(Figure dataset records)
---------------

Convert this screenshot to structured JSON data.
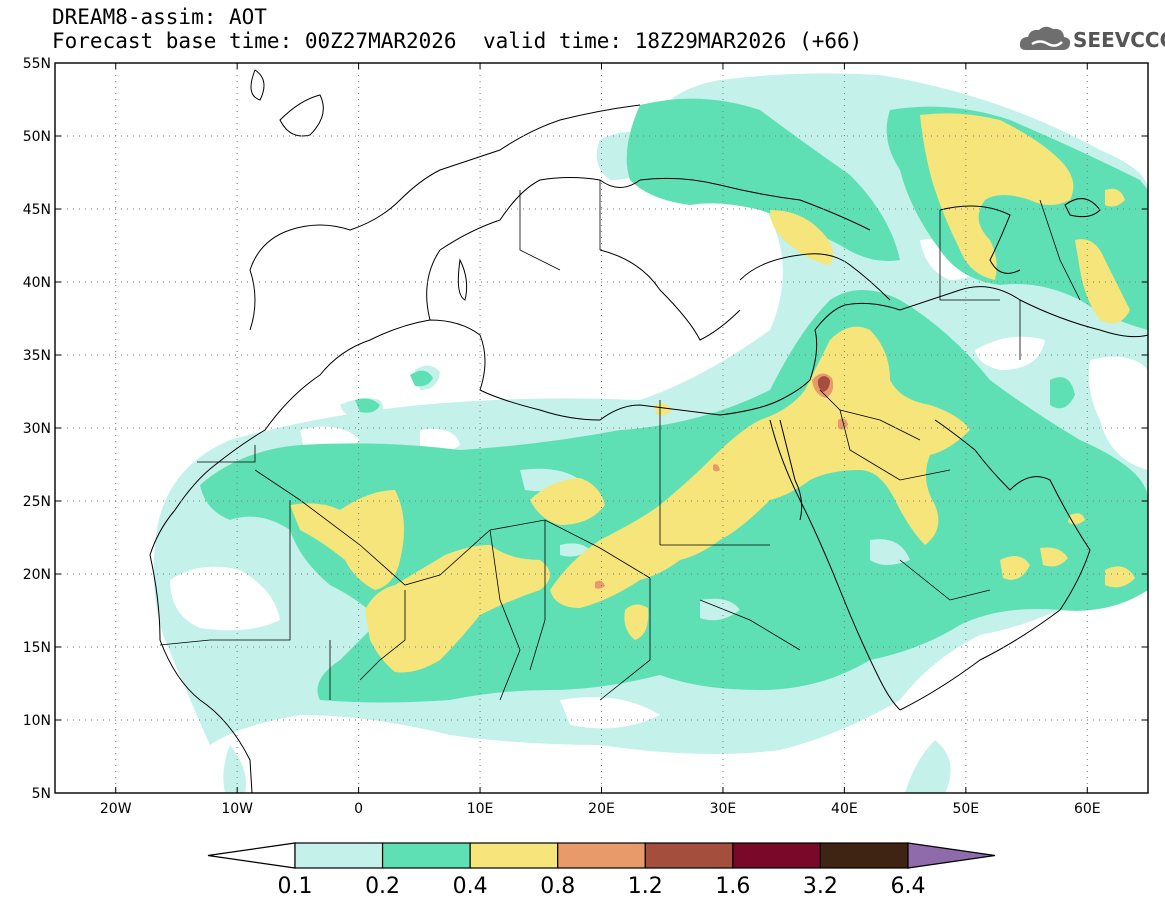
{
  "header": {
    "title": "DREAM8-assim: AOT",
    "forecast_base": "Forecast base time: 00Z27MAR2026",
    "valid_time": "valid time: 18Z29MAR2026 (+66)"
  },
  "logo": {
    "text": "SEEVCCC",
    "icon": "cloud-icon"
  },
  "map": {
    "lat_labels": [
      "55N",
      "50N",
      "45N",
      "40N",
      "35N",
      "30N",
      "25N",
      "20N",
      "15N",
      "10N",
      "5N"
    ],
    "lon_labels": [
      "20W",
      "10W",
      "0",
      "10E",
      "20E",
      "30E",
      "40E",
      "50E",
      "60E"
    ],
    "lat_range": [
      5,
      55
    ],
    "lon_range": [
      -25,
      65
    ],
    "grid": "dotted"
  },
  "colorbar": {
    "labels": [
      "0.1",
      "0.2",
      "0.4",
      "0.8",
      "1.2",
      "1.6",
      "3.2",
      "6.4"
    ],
    "colors": [
      "#ffffff",
      "#c4f1ea",
      "#5fe0b4",
      "#f5e57a",
      "#e99a6b",
      "#a44f3e",
      "#7a0828",
      "#3f2414",
      "#8f6bab"
    ]
  },
  "palette": {
    "level_01": "#c4f1ea",
    "level_02": "#5fe0b4",
    "level_04": "#f5e57a",
    "level_08": "#e99a6b",
    "level_12": "#a44f3e"
  }
}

---------------

## STATED PROBLEM
Only a number is wanted: how many lines contain "time"?

## EXERCISE RESPONSE
2